Data excerpts:
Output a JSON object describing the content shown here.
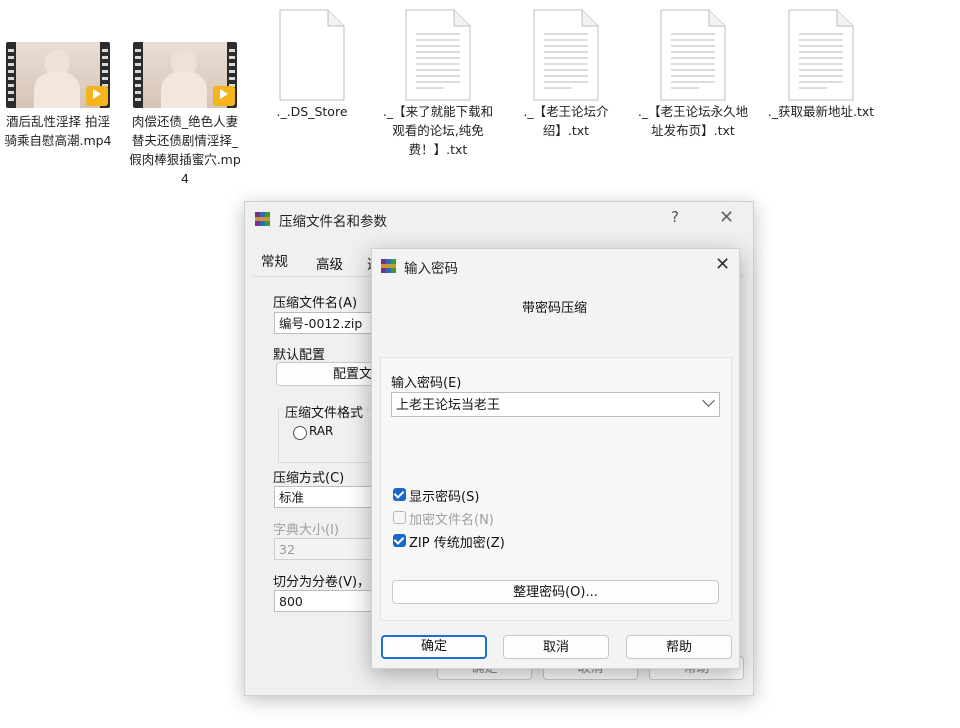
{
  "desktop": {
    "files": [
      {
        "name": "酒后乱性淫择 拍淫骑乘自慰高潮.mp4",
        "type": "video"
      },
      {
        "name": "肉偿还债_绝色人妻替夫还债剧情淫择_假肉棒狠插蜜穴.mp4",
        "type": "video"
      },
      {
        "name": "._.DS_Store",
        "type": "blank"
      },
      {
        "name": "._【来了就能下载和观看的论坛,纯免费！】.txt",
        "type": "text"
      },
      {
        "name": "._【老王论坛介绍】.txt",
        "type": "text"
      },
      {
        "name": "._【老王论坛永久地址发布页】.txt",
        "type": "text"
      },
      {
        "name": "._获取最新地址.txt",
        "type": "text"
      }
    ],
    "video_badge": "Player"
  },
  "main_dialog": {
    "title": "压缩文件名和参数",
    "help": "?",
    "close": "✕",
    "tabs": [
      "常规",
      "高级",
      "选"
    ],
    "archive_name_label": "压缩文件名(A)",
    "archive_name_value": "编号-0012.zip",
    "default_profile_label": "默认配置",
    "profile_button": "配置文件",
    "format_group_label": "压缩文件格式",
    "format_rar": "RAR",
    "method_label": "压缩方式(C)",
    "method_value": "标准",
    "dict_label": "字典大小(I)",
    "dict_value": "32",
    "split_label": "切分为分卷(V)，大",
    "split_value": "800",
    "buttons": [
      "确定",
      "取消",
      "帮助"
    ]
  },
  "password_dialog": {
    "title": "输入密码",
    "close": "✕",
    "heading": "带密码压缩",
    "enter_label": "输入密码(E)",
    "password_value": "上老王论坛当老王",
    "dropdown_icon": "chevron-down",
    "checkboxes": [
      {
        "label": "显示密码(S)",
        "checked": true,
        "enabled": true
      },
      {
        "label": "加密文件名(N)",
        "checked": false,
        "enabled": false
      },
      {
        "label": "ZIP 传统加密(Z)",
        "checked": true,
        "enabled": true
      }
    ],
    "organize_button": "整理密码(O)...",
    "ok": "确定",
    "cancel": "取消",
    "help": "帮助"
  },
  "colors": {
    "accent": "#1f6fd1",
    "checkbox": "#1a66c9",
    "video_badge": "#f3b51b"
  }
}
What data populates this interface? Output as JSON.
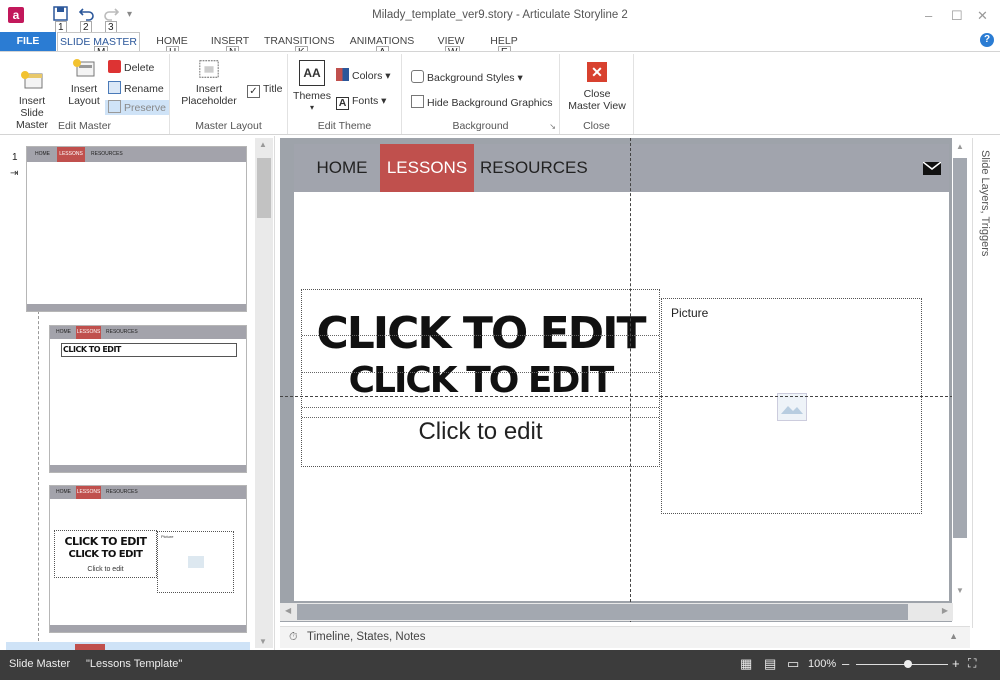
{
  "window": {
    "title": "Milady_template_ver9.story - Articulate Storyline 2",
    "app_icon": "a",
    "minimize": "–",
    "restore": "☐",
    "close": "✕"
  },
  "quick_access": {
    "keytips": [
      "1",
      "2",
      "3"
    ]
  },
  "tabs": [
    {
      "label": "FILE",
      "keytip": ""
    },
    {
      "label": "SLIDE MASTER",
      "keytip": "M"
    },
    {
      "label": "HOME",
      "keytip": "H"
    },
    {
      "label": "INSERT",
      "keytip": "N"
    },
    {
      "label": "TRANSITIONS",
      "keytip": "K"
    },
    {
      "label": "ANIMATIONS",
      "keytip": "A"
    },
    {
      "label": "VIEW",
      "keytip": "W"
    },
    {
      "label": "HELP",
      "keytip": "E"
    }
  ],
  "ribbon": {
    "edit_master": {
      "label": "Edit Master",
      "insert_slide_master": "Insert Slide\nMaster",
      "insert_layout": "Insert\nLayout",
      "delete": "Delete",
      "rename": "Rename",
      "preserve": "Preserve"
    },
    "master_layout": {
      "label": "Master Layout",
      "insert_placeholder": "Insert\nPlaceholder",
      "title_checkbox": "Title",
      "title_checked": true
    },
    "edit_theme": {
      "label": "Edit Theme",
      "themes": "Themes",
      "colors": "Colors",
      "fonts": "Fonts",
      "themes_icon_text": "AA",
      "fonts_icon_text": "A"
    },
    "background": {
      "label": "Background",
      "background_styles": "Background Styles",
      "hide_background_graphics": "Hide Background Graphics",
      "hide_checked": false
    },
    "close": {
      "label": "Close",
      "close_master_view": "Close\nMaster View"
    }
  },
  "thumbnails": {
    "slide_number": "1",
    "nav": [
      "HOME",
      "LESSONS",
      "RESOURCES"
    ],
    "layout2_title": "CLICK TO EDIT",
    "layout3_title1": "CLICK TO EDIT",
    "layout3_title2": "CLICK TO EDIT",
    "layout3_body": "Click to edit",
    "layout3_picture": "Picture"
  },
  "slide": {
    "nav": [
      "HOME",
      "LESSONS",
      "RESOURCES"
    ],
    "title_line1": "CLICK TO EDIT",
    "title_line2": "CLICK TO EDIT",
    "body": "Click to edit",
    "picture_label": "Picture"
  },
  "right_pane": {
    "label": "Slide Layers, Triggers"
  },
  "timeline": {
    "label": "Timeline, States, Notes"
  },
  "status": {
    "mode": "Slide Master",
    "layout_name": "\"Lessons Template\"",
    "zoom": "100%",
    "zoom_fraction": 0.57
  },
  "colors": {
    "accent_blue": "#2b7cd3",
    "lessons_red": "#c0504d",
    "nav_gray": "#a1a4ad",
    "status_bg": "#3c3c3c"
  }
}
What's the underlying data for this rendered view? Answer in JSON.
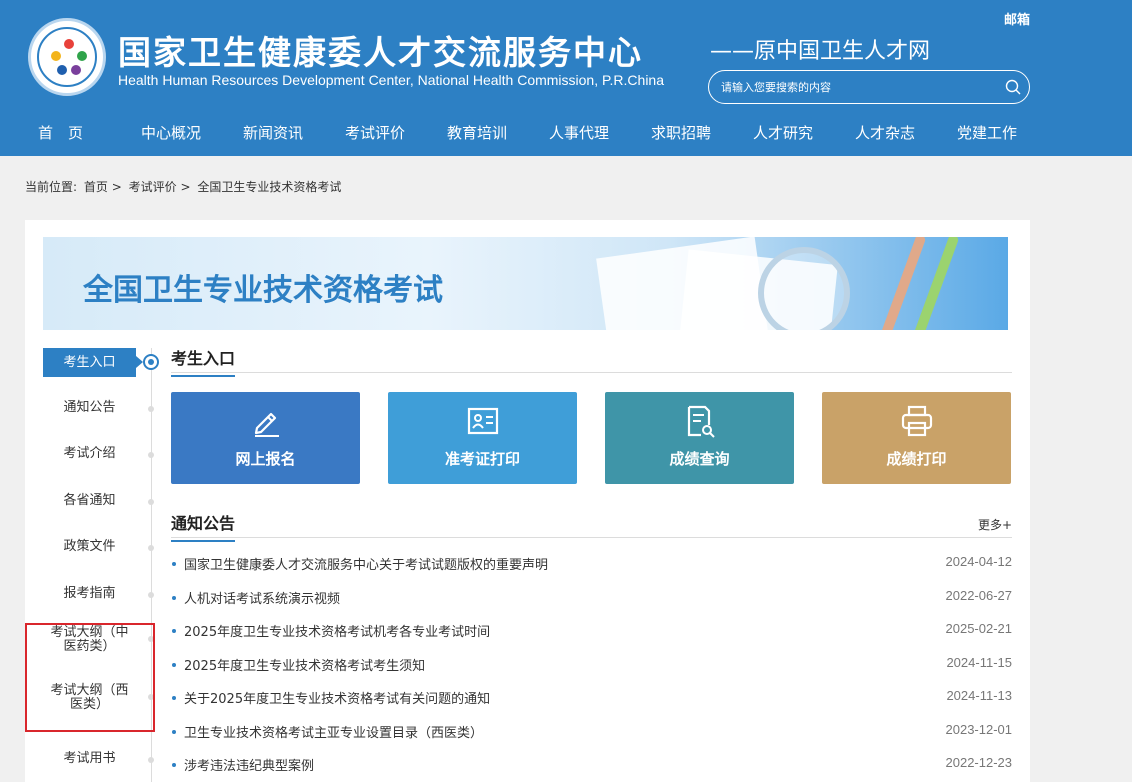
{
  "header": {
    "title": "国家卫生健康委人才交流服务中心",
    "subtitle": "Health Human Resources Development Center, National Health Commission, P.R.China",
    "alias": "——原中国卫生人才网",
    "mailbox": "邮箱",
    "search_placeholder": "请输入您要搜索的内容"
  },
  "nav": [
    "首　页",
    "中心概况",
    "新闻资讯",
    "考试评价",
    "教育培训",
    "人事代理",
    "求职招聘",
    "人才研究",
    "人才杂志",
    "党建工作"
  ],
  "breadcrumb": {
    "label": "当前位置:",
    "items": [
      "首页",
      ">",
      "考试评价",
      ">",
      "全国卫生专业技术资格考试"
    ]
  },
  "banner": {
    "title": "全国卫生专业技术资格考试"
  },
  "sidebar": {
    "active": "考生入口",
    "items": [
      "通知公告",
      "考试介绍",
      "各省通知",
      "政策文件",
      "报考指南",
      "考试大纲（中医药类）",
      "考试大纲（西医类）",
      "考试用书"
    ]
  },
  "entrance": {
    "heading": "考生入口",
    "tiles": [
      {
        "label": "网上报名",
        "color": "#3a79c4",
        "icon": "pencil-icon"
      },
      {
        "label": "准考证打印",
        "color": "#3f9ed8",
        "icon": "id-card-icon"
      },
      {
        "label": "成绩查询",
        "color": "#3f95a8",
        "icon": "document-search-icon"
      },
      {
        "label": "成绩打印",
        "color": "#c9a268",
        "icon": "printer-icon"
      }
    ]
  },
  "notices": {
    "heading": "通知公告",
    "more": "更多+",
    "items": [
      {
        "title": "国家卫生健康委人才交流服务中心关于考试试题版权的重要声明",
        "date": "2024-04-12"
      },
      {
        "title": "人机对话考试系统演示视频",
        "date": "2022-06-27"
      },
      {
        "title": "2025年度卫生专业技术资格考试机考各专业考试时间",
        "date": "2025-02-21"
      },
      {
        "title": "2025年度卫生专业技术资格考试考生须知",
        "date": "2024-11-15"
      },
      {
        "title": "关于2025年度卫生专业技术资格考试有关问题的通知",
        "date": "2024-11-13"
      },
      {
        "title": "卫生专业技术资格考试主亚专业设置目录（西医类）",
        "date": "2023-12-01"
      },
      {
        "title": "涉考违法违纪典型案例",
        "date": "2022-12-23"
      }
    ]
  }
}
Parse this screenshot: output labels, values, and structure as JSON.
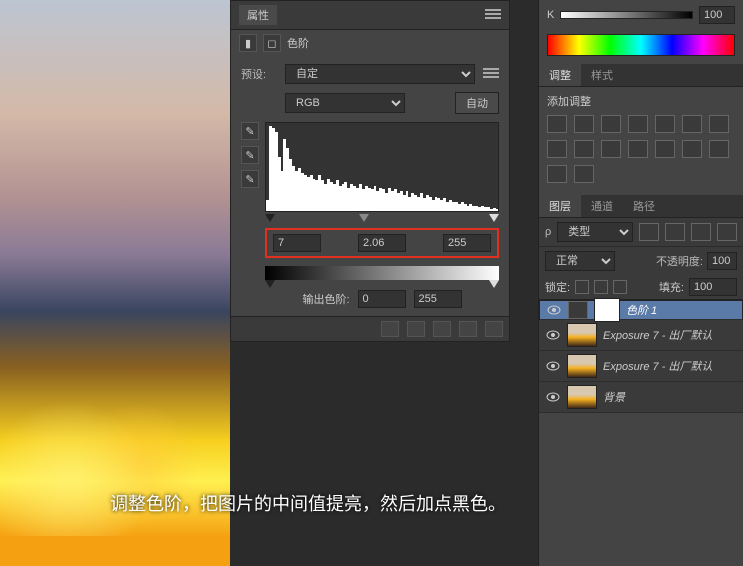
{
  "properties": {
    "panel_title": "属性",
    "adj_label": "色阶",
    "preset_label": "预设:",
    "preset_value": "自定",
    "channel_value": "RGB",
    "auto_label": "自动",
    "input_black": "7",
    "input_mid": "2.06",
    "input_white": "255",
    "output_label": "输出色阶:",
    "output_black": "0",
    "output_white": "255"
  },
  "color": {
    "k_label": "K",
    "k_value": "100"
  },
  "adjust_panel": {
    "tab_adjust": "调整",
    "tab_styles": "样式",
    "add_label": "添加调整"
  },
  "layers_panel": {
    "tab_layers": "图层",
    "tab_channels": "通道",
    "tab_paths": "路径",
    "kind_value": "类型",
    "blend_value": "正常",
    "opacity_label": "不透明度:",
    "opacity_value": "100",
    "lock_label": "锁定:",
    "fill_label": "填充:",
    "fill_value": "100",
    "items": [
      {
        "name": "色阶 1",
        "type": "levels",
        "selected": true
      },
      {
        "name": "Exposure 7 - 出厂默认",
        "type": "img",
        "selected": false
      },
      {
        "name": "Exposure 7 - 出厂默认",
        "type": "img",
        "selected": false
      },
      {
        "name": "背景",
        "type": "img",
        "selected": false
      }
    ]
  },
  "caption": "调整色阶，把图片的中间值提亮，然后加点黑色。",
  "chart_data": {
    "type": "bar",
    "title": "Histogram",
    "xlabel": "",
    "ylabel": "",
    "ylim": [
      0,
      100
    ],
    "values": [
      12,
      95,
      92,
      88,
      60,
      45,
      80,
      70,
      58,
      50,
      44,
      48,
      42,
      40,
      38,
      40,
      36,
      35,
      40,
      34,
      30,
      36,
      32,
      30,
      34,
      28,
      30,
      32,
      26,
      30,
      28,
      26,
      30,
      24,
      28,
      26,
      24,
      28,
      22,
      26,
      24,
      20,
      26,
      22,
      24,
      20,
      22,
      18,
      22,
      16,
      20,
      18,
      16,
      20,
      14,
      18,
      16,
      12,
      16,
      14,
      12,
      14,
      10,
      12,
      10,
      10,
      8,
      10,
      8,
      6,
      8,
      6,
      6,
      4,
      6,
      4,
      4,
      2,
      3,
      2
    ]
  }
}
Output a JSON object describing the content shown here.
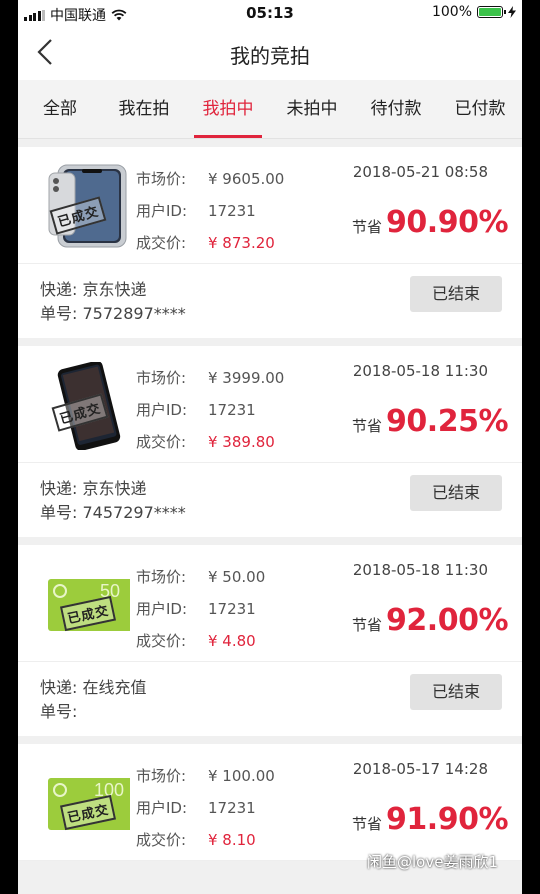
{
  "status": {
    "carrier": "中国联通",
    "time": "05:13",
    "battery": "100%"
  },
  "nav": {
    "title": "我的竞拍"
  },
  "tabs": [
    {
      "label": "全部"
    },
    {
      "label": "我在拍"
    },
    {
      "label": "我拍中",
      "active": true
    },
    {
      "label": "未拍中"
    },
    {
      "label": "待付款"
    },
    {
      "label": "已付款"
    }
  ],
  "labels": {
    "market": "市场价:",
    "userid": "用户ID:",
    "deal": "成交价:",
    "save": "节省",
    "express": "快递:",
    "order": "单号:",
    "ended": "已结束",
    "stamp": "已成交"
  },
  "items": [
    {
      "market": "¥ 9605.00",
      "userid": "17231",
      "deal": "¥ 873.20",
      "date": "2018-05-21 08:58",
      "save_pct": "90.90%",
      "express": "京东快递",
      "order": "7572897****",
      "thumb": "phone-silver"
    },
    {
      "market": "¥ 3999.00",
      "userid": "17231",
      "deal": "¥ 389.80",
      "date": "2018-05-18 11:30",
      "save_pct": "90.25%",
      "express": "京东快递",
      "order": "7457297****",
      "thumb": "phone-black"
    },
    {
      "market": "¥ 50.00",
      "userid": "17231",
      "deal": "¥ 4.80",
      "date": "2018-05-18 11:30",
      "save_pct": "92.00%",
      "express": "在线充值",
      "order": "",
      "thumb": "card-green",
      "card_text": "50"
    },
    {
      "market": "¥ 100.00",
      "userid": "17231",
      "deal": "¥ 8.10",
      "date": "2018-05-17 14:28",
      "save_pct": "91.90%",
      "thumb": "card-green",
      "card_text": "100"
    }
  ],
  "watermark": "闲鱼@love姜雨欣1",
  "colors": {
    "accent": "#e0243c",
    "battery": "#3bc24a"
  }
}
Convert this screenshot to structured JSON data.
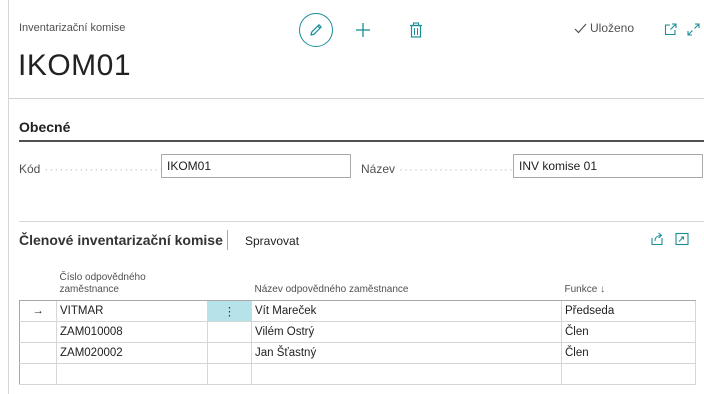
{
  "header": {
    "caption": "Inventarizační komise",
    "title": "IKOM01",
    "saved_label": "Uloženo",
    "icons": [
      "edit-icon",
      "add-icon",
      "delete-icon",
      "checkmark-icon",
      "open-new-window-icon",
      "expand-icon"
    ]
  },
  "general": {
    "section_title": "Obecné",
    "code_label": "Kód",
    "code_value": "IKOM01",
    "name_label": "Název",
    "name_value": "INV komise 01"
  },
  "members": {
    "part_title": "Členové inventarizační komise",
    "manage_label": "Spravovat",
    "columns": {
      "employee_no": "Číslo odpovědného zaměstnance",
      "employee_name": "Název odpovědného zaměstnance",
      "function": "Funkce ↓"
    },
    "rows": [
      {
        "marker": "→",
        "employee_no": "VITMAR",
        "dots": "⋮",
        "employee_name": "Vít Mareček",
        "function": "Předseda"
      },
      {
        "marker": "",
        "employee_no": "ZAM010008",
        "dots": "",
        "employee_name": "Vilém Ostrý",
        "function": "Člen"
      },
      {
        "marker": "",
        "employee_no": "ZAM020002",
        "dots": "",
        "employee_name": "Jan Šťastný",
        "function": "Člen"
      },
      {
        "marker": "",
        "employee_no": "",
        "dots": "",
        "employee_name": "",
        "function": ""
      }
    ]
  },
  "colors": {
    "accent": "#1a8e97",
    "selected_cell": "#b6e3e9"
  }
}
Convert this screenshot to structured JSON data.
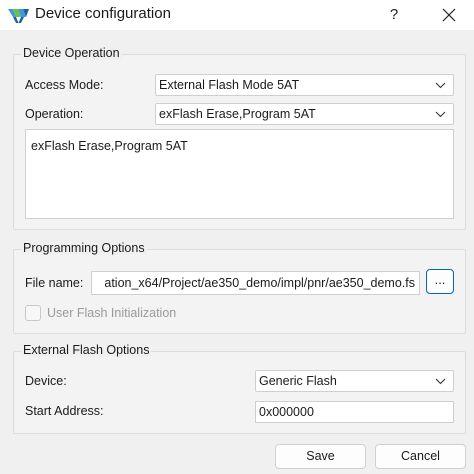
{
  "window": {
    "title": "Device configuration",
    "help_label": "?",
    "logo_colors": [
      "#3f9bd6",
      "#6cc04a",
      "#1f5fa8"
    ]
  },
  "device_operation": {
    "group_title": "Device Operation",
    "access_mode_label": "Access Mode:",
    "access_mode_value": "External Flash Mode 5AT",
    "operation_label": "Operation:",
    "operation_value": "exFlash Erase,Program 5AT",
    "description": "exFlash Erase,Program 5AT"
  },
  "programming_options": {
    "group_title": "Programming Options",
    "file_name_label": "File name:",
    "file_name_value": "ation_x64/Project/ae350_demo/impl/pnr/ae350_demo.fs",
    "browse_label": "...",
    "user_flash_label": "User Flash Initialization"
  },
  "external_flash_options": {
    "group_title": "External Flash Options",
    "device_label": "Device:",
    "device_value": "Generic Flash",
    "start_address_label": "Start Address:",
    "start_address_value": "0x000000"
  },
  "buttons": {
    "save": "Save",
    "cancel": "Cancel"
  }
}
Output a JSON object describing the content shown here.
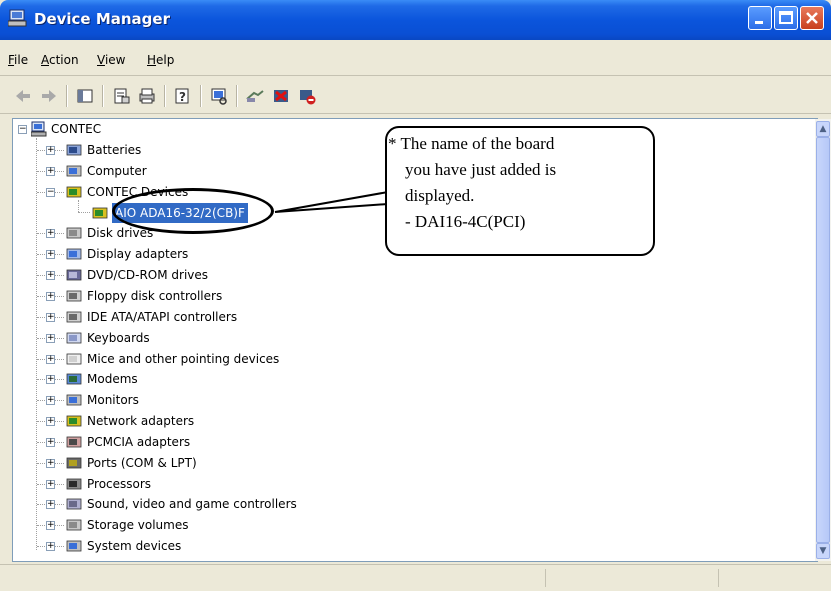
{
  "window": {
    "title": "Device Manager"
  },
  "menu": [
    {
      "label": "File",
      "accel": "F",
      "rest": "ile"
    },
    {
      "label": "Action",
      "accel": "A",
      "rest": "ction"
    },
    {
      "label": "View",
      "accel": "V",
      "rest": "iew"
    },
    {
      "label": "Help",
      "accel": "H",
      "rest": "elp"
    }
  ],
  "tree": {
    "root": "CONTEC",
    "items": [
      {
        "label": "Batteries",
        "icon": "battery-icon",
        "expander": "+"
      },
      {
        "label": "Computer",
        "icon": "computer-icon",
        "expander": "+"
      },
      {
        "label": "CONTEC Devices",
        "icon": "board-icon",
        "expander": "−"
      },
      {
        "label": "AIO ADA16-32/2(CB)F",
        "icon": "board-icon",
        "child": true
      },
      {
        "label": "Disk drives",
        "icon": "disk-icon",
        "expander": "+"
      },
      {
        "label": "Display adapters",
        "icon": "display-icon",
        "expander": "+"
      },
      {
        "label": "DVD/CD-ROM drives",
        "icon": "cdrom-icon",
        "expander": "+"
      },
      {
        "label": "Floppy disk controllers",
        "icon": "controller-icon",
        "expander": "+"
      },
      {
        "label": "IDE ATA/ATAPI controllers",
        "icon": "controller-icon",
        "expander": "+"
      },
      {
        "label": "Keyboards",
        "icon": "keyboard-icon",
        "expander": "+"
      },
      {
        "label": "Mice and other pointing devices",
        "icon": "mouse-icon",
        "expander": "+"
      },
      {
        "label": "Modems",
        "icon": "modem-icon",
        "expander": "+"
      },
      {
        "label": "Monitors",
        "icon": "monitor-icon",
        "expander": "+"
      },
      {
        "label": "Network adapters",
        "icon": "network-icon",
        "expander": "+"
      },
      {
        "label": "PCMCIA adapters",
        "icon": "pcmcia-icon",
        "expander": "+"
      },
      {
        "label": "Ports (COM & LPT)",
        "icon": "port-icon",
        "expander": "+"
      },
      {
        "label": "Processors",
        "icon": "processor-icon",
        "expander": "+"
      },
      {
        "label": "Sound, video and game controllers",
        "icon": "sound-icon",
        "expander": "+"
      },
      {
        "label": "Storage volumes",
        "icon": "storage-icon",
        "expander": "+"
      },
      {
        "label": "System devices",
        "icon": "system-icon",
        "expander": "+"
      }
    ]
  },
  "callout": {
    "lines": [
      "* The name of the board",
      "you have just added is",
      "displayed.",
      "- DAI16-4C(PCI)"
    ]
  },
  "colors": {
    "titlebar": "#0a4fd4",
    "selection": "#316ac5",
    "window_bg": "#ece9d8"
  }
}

Exercise task: Copy every line in the listing above where the string "controllers" turns up.

Full solution:
        "label": "Floppy disk controllers",
        "label": "IDE ATA/ATAPI controllers",
        "label": "Sound, video and game controllers",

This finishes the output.